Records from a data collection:
>> Start

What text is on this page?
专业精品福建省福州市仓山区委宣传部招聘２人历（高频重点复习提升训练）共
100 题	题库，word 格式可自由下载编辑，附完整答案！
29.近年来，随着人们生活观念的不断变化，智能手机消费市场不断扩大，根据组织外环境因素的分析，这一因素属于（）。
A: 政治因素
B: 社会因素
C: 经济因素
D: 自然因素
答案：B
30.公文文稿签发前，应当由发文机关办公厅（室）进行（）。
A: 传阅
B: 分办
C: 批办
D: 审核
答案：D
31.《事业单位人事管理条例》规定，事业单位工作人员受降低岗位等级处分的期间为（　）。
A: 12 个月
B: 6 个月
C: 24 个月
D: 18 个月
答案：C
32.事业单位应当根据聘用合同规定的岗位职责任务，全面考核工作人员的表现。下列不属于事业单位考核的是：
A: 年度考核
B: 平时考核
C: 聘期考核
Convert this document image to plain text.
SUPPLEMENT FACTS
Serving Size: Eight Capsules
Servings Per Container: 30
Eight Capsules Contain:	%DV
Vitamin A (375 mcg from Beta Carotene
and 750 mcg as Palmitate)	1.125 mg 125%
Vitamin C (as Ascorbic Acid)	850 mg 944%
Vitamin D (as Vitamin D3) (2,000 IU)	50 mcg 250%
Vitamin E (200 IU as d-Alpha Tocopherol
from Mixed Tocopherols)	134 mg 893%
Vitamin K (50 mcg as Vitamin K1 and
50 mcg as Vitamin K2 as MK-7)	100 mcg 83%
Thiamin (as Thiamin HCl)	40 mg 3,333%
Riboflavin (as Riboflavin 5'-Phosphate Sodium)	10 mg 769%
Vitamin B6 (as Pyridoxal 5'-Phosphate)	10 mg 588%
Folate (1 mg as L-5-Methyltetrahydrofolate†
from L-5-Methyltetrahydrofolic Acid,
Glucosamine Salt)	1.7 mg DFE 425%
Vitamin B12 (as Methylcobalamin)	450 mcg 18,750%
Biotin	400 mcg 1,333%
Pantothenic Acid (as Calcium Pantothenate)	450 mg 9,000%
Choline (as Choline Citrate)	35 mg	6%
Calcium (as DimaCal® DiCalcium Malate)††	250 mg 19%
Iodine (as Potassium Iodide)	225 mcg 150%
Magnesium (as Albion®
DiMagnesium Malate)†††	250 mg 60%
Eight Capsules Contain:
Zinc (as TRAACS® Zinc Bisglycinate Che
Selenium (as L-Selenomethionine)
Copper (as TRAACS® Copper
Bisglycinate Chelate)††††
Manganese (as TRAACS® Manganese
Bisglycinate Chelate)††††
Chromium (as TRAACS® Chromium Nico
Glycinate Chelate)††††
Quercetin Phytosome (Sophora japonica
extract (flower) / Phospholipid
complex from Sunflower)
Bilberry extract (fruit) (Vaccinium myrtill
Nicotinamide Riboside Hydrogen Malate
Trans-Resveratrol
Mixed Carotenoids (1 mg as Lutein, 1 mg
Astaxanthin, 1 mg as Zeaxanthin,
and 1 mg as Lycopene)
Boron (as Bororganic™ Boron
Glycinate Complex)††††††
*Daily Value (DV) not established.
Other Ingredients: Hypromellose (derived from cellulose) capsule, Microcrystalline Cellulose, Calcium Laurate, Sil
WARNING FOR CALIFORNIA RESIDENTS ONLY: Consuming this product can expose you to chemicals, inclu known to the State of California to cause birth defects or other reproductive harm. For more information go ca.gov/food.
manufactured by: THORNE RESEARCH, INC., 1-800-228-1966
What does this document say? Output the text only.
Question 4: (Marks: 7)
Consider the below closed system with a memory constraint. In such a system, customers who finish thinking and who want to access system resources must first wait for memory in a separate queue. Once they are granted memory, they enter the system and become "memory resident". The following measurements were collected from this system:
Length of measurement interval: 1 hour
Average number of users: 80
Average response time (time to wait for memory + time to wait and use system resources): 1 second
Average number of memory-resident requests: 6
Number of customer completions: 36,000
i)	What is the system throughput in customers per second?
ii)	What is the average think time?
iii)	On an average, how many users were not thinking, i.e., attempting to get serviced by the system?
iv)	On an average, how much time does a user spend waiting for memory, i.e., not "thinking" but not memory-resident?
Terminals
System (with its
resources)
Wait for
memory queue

>> End

> _PROBLEM DETAILS_: Extract each line holding the word "second" from the records.

> _OUTPUT FOR THIS EXERCISE_:
Average response time (time to wait for memory + time to wait and use system resources): 1 second
i)	What is the system throughput in customers per second?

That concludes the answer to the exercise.